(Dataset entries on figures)
--- START ---

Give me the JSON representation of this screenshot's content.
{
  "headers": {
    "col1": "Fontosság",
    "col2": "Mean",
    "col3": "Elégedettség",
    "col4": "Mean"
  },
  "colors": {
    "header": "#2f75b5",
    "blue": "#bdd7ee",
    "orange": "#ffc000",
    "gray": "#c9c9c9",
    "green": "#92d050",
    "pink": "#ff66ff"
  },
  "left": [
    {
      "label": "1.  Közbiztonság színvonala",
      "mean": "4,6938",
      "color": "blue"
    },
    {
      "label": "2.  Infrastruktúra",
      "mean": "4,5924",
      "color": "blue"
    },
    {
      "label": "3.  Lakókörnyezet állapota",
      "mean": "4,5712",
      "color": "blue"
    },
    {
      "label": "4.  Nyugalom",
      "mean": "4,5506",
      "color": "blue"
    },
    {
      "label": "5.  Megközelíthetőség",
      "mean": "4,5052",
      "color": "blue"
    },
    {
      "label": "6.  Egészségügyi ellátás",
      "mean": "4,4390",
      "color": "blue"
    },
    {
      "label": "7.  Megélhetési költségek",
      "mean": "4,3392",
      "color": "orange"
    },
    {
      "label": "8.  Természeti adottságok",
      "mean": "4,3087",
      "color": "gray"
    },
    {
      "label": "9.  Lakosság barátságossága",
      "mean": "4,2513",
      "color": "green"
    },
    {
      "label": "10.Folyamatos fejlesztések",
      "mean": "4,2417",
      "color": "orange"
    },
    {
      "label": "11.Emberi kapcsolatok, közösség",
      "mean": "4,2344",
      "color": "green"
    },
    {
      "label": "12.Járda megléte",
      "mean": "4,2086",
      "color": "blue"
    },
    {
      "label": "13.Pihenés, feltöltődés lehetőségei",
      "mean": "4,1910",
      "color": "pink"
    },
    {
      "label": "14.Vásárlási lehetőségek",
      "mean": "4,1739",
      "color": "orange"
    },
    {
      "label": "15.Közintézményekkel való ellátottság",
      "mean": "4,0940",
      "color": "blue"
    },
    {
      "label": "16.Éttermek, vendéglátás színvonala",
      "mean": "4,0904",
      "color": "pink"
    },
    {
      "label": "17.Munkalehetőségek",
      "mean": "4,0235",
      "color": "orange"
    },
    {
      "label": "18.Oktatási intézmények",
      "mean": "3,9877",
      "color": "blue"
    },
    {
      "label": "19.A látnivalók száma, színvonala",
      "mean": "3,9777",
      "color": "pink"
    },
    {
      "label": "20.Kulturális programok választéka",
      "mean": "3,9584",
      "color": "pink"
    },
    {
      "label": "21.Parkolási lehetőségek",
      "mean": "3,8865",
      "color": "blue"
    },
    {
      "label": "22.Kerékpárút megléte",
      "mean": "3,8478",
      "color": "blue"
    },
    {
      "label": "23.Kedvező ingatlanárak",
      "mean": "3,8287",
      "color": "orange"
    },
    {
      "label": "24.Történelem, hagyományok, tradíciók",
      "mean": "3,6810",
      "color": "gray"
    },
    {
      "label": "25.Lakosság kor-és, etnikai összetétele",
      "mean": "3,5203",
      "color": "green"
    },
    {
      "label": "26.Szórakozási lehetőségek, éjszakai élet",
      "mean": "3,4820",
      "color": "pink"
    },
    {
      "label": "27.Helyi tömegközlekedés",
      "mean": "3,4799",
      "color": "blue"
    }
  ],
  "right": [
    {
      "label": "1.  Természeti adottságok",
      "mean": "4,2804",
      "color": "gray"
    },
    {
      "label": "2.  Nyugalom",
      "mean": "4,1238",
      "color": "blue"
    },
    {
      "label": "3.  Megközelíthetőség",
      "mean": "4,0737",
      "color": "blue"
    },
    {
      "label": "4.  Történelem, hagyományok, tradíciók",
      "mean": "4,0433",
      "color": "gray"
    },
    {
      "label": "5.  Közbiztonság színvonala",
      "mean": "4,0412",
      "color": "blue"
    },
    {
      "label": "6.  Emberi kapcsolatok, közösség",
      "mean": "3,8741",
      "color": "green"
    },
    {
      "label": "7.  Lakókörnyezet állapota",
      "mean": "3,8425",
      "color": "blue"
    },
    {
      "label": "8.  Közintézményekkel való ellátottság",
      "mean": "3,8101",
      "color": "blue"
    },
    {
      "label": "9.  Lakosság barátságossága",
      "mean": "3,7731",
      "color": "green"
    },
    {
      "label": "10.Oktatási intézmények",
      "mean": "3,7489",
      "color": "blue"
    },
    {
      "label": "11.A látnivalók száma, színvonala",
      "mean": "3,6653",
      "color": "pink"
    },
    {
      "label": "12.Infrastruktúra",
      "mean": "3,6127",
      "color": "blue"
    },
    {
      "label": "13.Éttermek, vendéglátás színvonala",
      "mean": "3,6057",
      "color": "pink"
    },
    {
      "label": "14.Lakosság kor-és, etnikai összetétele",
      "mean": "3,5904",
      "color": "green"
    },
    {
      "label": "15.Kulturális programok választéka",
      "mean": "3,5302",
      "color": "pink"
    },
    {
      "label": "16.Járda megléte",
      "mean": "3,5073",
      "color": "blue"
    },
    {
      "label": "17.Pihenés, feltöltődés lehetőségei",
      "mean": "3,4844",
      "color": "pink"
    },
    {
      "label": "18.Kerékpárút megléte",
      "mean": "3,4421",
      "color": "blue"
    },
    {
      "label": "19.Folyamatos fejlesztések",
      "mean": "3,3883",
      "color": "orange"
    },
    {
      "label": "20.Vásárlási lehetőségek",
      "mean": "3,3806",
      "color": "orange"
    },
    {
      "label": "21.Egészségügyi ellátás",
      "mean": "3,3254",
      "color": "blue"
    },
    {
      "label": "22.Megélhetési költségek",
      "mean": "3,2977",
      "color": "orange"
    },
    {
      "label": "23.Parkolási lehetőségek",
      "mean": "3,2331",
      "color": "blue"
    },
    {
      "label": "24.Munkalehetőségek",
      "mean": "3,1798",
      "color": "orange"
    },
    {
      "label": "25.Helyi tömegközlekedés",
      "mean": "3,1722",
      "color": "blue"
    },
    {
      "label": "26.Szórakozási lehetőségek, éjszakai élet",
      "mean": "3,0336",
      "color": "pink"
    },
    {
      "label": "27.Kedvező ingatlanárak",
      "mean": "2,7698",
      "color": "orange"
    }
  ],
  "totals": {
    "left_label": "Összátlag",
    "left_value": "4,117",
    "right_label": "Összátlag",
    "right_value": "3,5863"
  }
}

--- END ---

# WORK TO COMPLETE
Check every line of the material for the string "Járda" and give the number of lines that have it, without anything else.

# TASK RESULT
2